■ Exercise
Give the data below again exactly as written, without its pictures.

■ Records provided
──────

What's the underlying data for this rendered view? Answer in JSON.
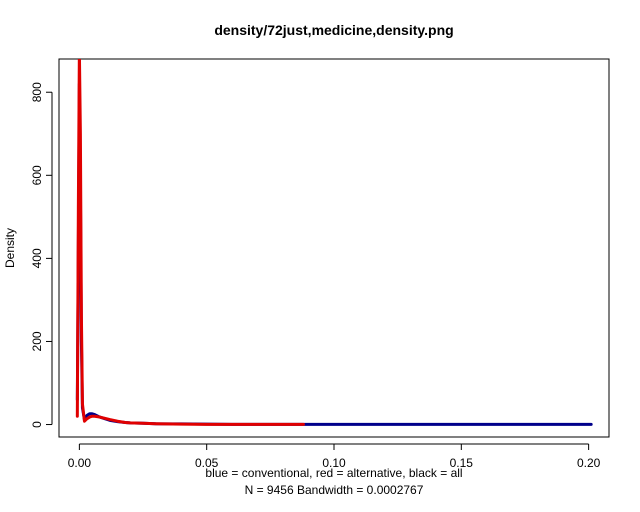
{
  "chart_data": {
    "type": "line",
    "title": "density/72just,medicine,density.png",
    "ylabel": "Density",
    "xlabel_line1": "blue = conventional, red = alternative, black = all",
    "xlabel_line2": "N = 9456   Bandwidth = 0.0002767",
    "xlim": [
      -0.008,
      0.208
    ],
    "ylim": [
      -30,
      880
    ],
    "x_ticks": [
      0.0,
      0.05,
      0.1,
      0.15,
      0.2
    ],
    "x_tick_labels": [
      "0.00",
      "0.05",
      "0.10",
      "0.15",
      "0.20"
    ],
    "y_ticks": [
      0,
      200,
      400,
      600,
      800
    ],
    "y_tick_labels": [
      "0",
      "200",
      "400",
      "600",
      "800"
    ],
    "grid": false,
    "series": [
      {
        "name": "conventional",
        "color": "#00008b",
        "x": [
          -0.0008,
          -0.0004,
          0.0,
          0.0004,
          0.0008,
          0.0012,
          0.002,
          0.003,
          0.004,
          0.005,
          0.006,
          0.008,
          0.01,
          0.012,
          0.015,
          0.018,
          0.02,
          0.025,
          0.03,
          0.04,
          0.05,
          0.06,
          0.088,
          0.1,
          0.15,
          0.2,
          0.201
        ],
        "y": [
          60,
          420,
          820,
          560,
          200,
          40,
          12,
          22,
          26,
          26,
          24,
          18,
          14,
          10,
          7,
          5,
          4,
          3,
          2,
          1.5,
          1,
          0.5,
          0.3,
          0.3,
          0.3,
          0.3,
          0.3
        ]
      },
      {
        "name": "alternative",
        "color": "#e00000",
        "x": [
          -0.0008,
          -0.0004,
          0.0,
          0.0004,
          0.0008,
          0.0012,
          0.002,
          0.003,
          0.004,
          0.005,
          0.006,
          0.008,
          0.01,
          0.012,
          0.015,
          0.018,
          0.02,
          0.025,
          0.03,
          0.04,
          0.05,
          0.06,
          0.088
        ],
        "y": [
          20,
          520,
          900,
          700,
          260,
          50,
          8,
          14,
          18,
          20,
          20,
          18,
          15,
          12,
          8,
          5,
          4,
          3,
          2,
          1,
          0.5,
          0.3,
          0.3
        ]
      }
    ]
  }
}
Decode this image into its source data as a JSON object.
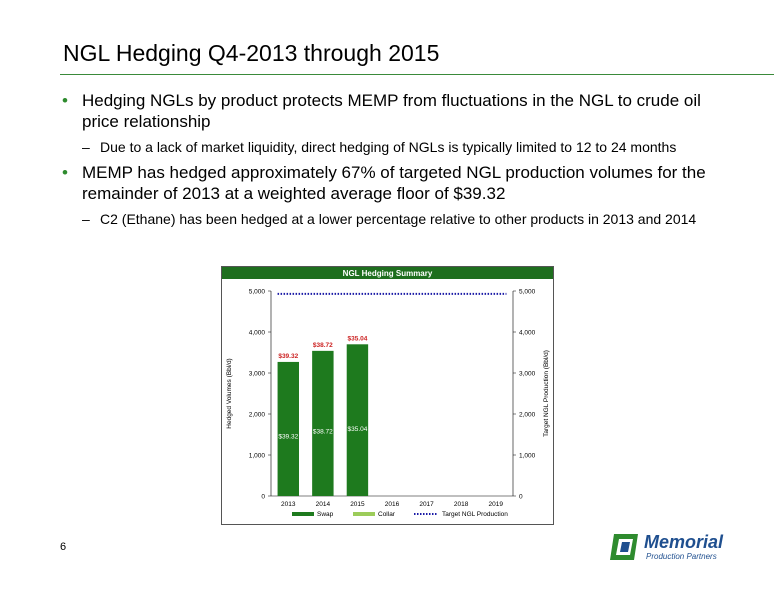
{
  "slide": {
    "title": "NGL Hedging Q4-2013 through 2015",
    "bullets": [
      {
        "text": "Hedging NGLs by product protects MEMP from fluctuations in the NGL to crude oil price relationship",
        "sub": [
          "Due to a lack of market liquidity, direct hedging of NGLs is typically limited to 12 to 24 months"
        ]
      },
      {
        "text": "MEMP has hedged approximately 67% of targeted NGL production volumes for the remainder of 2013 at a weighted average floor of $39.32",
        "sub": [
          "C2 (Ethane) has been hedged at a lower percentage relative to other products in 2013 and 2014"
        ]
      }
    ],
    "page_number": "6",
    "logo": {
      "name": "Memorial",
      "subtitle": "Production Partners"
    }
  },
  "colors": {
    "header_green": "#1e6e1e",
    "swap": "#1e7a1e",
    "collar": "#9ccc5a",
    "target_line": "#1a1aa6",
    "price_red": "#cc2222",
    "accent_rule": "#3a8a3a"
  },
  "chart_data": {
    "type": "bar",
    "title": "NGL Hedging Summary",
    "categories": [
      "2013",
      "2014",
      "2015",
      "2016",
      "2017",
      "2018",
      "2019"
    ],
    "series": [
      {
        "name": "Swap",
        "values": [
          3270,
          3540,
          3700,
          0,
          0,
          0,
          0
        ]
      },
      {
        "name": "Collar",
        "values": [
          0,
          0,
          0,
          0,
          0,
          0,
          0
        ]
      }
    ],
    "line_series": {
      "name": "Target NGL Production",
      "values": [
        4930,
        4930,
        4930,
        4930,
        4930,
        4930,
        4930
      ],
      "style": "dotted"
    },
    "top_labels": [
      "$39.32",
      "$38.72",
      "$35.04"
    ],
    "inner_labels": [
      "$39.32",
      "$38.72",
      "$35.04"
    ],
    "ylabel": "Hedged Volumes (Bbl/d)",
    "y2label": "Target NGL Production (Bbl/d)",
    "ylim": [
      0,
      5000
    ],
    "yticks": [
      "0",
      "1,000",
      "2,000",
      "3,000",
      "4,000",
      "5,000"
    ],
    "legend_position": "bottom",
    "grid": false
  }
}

──────

■ Completed exercise
What's the underlying data for this rendered view? Answer in JSON.
{
  "chart_data": {
    "type": "line",
    "title": "density/72just,medicine,density.png",
    "ylabel": "Density",
    "xlabel_line1": "blue = conventional, red = alternative, black = all",
    "xlabel_line2": "N = 9456   Bandwidth = 0.0002767",
    "xlim": [
      -0.008,
      0.208
    ],
    "ylim": [
      -30,
      880
    ],
    "x_ticks": [
      0.0,
      0.05,
      0.1,
      0.15,
      0.2
    ],
    "x_tick_labels": [
      "0.00",
      "0.05",
      "0.10",
      "0.15",
      "0.20"
    ],
    "y_ticks": [
      0,
      200,
      400,
      600,
      800
    ],
    "y_tick_labels": [
      "0",
      "200",
      "400",
      "600",
      "800"
    ],
    "grid": false,
    "series": [
      {
        "name": "conventional",
        "color": "#00008b",
        "x": [
          -0.0008,
          -0.0004,
          0.0,
          0.0004,
          0.0008,
          0.0012,
          0.002,
          0.003,
          0.004,
          0.005,
          0.006,
          0.008,
          0.01,
          0.012,
          0.015,
          0.018,
          0.02,
          0.025,
          0.03,
          0.04,
          0.05,
          0.06,
          0.088,
          0.1,
          0.15,
          0.2,
          0.201
        ],
        "y": [
          60,
          420,
          820,
          560,
          200,
          40,
          12,
          22,
          26,
          26,
          24,
          18,
          14,
          10,
          7,
          5,
          4,
          3,
          2,
          1.5,
          1,
          0.5,
          0.3,
          0.3,
          0.3,
          0.3,
          0.3
        ]
      },
      {
        "name": "alternative",
        "color": "#e00000",
        "x": [
          -0.0008,
          -0.0004,
          0.0,
          0.0004,
          0.0008,
          0.0012,
          0.002,
          0.003,
          0.004,
          0.005,
          0.006,
          0.008,
          0.01,
          0.012,
          0.015,
          0.018,
          0.02,
          0.025,
          0.03,
          0.04,
          0.05,
          0.06,
          0.088
        ],
        "y": [
          20,
          520,
          900,
          700,
          260,
          50,
          8,
          14,
          18,
          20,
          20,
          18,
          15,
          12,
          8,
          5,
          4,
          3,
          2,
          1,
          0.5,
          0.3,
          0.3
        ]
      }
    ]
  }
}
Decode this image into its source data as a JSON object.
{
  "slide": {
    "title": "NGL Hedging Q4-2013 through 2015",
    "bullets": [
      {
        "text": "Hedging NGLs by product protects MEMP from fluctuations in the NGL to crude oil price relationship",
        "sub": [
          "Due to a lack of market liquidity, direct hedging of NGLs is typically limited to 12 to 24 months"
        ]
      },
      {
        "text": "MEMP has hedged approximately 67% of targeted NGL production volumes for the remainder of 2013 at a weighted average floor of $39.32",
        "sub": [
          "C2 (Ethane) has been hedged at a lower percentage relative to other products in 2013 and 2014"
        ]
      }
    ],
    "page_number": "6",
    "logo": {
      "name": "Memorial",
      "subtitle": "Production Partners"
    }
  },
  "colors": {
    "header_green": "#1e6e1e",
    "swap": "#1e7a1e",
    "collar": "#9ccc5a",
    "target_line": "#1a1aa6",
    "price_red": "#cc2222",
    "accent_rule": "#3a8a3a"
  },
  "chart_data": {
    "type": "bar",
    "title": "NGL Hedging Summary",
    "categories": [
      "2013",
      "2014",
      "2015",
      "2016",
      "2017",
      "2018",
      "2019"
    ],
    "series": [
      {
        "name": "Swap",
        "values": [
          3270,
          3540,
          3700,
          0,
          0,
          0,
          0
        ]
      },
      {
        "name": "Collar",
        "values": [
          0,
          0,
          0,
          0,
          0,
          0,
          0
        ]
      }
    ],
    "line_series": {
      "name": "Target NGL Production",
      "values": [
        4930,
        4930,
        4930,
        4930,
        4930,
        4930,
        4930
      ],
      "style": "dotted"
    },
    "top_labels": [
      "$39.32",
      "$38.72",
      "$35.04"
    ],
    "inner_labels": [
      "$39.32",
      "$38.72",
      "$35.04"
    ],
    "ylabel": "Hedged Volumes (Bbl/d)",
    "y2label": "Target NGL Production (Bbl/d)",
    "ylim": [
      0,
      5000
    ],
    "yticks": [
      "0",
      "1,000",
      "2,000",
      "3,000",
      "4,000",
      "5,000"
    ],
    "legend_position": "bottom",
    "grid": false
  }
}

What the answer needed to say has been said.